_Short exercise_. Extract the lines that hold the string "động".

_Dataset excerpts_.
:::::
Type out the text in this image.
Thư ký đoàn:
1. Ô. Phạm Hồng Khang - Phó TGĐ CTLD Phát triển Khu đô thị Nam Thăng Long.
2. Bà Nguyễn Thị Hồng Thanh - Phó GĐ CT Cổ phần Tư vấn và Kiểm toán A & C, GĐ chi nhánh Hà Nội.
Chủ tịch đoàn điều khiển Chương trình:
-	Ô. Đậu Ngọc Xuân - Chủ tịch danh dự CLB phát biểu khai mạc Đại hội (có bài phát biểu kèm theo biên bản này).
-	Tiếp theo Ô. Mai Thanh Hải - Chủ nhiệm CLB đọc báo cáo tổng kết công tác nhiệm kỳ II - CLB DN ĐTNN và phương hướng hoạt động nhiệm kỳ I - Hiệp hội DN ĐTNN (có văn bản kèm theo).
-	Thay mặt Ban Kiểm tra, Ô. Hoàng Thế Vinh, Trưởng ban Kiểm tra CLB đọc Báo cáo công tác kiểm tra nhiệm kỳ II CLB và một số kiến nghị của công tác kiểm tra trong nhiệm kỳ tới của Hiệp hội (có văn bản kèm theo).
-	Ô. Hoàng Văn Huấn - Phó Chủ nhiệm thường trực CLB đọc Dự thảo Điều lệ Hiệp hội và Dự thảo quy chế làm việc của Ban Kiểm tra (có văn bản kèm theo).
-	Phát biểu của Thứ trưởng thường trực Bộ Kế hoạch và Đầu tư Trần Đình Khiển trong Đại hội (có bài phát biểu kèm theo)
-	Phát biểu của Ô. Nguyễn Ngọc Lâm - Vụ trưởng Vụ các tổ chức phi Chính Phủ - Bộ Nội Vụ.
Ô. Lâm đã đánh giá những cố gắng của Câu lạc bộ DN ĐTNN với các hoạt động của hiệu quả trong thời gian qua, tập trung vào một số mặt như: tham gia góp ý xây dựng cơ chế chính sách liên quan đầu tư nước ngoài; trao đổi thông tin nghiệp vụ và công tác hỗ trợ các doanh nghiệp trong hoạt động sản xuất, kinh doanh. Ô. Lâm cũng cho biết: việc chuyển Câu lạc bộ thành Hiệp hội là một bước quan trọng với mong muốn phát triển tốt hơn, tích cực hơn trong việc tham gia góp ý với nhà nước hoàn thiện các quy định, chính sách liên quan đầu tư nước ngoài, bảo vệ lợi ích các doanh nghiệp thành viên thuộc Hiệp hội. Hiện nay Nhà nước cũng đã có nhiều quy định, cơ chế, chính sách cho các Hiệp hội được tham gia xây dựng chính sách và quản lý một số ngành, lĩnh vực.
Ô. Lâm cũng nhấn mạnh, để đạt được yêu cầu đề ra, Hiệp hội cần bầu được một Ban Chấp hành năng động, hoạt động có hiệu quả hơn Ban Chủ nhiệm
:::::
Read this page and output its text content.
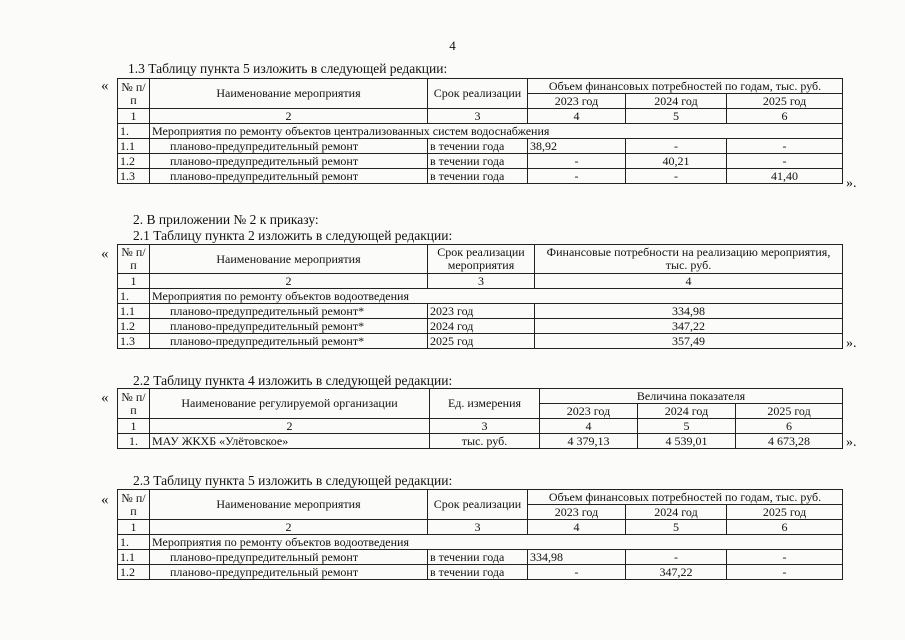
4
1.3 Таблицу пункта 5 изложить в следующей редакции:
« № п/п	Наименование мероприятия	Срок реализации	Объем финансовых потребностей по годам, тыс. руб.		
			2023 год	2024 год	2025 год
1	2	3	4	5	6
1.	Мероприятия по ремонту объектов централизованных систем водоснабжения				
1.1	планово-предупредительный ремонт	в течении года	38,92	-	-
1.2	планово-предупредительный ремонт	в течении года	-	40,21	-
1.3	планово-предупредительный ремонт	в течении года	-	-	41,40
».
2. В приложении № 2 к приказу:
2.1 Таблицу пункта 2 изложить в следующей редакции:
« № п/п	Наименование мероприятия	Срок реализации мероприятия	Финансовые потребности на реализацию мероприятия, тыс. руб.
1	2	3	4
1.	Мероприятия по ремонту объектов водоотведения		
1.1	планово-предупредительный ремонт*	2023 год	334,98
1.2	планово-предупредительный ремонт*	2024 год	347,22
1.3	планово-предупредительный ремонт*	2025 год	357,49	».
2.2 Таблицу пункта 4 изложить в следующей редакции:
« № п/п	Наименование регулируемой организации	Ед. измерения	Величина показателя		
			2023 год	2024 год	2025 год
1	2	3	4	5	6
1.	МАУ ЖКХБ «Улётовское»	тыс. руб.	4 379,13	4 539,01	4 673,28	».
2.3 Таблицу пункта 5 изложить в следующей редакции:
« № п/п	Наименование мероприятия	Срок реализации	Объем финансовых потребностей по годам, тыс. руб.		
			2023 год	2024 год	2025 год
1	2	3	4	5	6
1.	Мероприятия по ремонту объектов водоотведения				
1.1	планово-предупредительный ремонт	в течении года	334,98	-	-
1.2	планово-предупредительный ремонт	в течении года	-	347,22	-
:::::
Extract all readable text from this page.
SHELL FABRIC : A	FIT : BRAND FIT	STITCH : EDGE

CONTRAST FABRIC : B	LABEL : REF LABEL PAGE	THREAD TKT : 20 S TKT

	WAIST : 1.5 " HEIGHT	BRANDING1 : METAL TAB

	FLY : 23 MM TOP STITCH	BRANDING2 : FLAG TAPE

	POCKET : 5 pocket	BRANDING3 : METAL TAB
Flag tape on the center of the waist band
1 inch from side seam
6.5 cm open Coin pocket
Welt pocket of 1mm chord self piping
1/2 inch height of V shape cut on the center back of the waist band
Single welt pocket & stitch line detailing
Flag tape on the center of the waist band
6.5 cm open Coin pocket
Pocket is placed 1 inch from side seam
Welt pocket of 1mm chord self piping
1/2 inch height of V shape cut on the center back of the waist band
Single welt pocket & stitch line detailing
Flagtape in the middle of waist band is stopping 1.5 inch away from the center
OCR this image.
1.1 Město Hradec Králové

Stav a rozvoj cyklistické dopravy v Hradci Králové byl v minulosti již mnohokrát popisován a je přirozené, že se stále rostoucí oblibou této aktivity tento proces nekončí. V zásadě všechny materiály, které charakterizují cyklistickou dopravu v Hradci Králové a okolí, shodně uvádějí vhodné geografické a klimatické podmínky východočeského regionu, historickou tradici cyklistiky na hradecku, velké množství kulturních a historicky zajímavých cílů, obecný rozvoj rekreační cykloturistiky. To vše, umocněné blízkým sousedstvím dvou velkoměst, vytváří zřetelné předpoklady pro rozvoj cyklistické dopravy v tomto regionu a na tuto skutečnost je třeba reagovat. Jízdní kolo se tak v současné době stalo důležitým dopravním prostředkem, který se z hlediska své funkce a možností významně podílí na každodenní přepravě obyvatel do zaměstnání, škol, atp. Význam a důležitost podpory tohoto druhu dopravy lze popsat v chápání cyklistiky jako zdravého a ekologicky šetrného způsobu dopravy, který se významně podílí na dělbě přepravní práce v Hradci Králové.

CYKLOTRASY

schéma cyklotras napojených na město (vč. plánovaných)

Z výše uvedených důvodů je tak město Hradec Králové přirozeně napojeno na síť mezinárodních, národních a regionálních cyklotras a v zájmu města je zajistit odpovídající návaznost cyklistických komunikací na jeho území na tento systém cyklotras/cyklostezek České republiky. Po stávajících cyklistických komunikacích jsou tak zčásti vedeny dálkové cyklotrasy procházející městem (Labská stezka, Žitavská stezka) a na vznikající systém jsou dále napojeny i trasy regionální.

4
:::::
_Answer in full_.
-	Tiếp theo Ô. Mai Thanh Hải - Chủ nhiệm CLB đọc báo cáo tổng kết công tác nhiệm kỳ II - CLB DN ĐTNN và phương hướng hoạt động nhiệm kỳ I - Hiệp hội DN ĐTNN (có văn bản kèm theo).
Ô. Lâm đã đánh giá những cố gắng của Câu lạc bộ DN ĐTNN với các hoạt động của hiệu quả trong thời gian qua, tập trung vào một số mặt như: tham gia góp ý xây dựng cơ chế chính sách liên quan đầu tư nước ngoài; trao đổi thông tin nghiệp vụ và công tác hỗ trợ các doanh nghiệp trong hoạt động sản xuất, kinh doanh. Ô. Lâm cũng cho biết: việc chuyển Câu lạc bộ thành Hiệp hội là một bước quan trọng với mong muốn phát triển tốt hơn, tích cực hơn trong việc tham gia góp ý với nhà nước hoàn thiện các quy định, chính sách liên quan đầu tư nước ngoài, bảo vệ lợi ích các doanh nghiệp thành viên thuộc Hiệp hội. Hiện nay Nhà nước cũng đã có nhiều quy định, cơ chế, chính sách cho các Hiệp hội được tham gia xây dựng chính sách và quản lý một số ngành, lĩnh vực.
Ô. Lâm cũng nhấn mạnh, để đạt được yêu cầu đề ra, Hiệp hội cần bầu được một Ban Chấp hành năng động, hoạt động có hiệu quả hơn Ban Chủ nhiệm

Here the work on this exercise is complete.